Stated task: Every entry below should be transcribed exactly; pictures stay out of the copy.

[Records excerpted from a collection]
"""
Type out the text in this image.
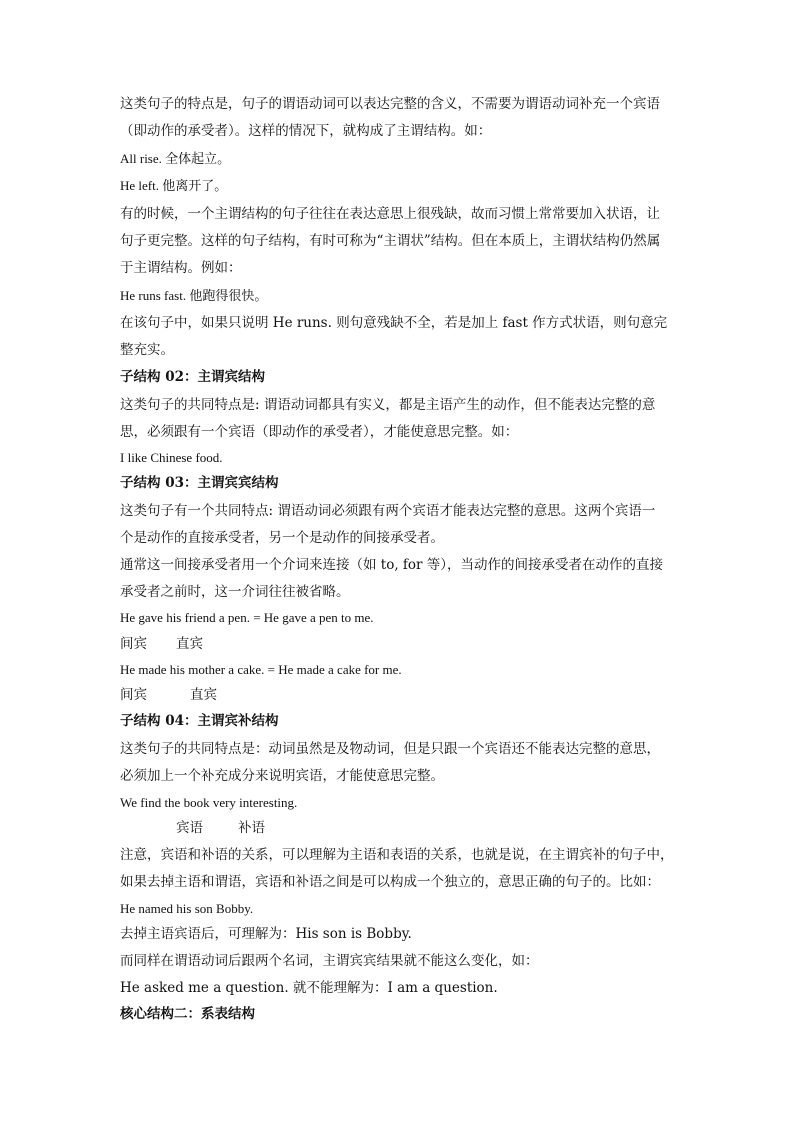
这类句子的特点是，句子的谓语动词可以表达完整的含义，不需要为谓语动词补充一个宾语
（即动作的承受者）。这样的情况下，就构成了主谓结构。如：
All rise. 全体起立。
He left. 他离开了。
有的时候，一个主谓结构的句子往往在表达意思上很残缺，故而习惯上常常要加入状语，让
句子更完整。这样的句子结构，有时可称为“主谓状”结构。但在本质上，主谓状结构仍然属
于主谓结构。例如：
He runs fast. 他跑得很快。
在该句子中，如果只说明 He runs. 则句意残缺不全，若是加上 fast 作方式状语，则句意完
整充实。
子结构 02：主谓宾结构
这类句子的共同特点是: 谓语动词都具有实义，都是主语产生的动作，但不能表达完整的意
思，必须跟有一个宾语（即动作的承受者），才能使意思完整。如：
I like Chinese food.
子结构 03：主谓宾宾结构
这类句子有一个共同特点: 谓语动词必须跟有两个宾语才能表达完整的意思。这两个宾语一
个是动作的直接承受者，另一个是动作的间接承受者。
通常这一间接承受者用一个介词来连接（如 to, for 等），当动作的间接承受者在动作的直接
承受者之前时，这一介词往往被省略。
He gave his friend a pen. = He gave a pen to me.
间宾 直宾
He made his mother a cake. = He made a cake for me.
间宾	直宾
子结构 04：主谓宾补结构
这类句子的共同特点是：动词虽然是及物动词，但是只跟一个宾语还不能表达完整的意思，
必须加上一个补充成分来说明宾语，才能使意思完整。
We find the book very interesting.
宾语	补语
注意，宾语和补语的关系，可以理解为主语和表语的关系，也就是说，在主谓宾补的句子中，
如果去掉主语和谓语，宾语和补语之间是可以构成一个独立的，意思正确的句子的。比如：
He named his son Bobby.
去掉主语宾语后，可理解为：His son is Bobby.
而同样在谓语动词后跟两个名词，主谓宾宾结果就不能这么变化，如：
He asked me a question. 就不能理解为：I am a question.
核心结构二：系表结构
"""
Final answer:
Type out the text in this image.
这类句子的特点是，句子的谓语动词可以表达完整的含义，不需要为谓语动词补充一个宾语
（即动作的承受者）。这样的情况下，就构成了主谓结构。如：
All rise. 全体起立。
He left. 他离开了。
有的时候，一个主谓结构的句子往往在表达意思上很残缺，故而习惯上常常要加入状语，让
句子更完整。这样的句子结构，有时可称为“主谓状”结构。但在本质上，主谓状结构仍然属
于主谓结构。例如：
He runs fast. 他跑得很快。
在该句子中，如果只说明 He runs. 则句意残缺不全，若是加上 fast 作方式状语，则句意完
整充实。
子结构 02：主谓宾结构
这类句子的共同特点是: 谓语动词都具有实义，都是主语产生的动作，但不能表达完整的意
思，必须跟有一个宾语（即动作的承受者），才能使意思完整。如：
I like Chinese food.
子结构 03：主谓宾宾结构
这类句子有一个共同特点: 谓语动词必须跟有两个宾语才能表达完整的意思。这两个宾语一
个是动作的直接承受者，另一个是动作的间接承受者。
通常这一间接承受者用一个介词来连接（如 to, for 等），当动作的间接承受者在动作的直接
承受者之前时，这一介词往往被省略。
He gave his friend a pen. = He gave a pen to me.
间宾 直宾
He made his mother a cake. = He made a cake for me.
间宾	直宾
子结构 04：主谓宾补结构
这类句子的共同特点是：动词虽然是及物动词，但是只跟一个宾语还不能表达完整的意思，
必须加上一个补充成分来说明宾语，才能使意思完整。
We find the book very interesting.
宾语	补语
注意，宾语和补语的关系，可以理解为主语和表语的关系，也就是说，在主谓宾补的句子中，
如果去掉主语和谓语，宾语和补语之间是可以构成一个独立的，意思正确的句子的。比如：
He named his son Bobby.
去掉主语宾语后，可理解为：His son is Bobby.
而同样在谓语动词后跟两个名词，主谓宾宾结果就不能这么变化，如：
He asked me a question. 就不能理解为：I am a question.
核心结构二：系表结构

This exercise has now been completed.